**Brief:**
Extract every line where the string "wand" appears.

**Task material:**
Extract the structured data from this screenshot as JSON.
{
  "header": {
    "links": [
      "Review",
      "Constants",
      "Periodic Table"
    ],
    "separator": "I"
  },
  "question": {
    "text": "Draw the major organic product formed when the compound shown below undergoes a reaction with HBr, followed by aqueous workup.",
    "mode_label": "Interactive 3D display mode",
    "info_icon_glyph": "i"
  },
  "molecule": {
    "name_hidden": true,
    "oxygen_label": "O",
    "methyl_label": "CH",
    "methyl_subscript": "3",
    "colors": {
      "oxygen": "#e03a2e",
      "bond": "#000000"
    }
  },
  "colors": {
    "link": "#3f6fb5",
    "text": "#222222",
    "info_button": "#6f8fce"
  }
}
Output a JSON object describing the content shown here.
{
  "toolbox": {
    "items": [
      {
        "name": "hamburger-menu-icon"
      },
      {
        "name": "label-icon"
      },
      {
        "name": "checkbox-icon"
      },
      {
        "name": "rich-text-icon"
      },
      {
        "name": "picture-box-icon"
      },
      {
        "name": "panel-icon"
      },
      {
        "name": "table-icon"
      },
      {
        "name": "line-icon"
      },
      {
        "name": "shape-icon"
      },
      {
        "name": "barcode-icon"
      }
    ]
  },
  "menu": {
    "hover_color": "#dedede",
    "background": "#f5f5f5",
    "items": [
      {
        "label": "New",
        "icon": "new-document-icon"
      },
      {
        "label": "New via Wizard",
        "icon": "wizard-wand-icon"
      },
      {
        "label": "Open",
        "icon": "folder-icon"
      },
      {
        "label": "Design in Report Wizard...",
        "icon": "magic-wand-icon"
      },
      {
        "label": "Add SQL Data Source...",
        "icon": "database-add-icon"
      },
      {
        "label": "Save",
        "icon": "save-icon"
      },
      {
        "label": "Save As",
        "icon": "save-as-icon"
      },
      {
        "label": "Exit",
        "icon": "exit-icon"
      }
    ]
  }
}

**The output:**
        "icon": "wizard-wand-icon"
        "icon": "magic-wand-icon"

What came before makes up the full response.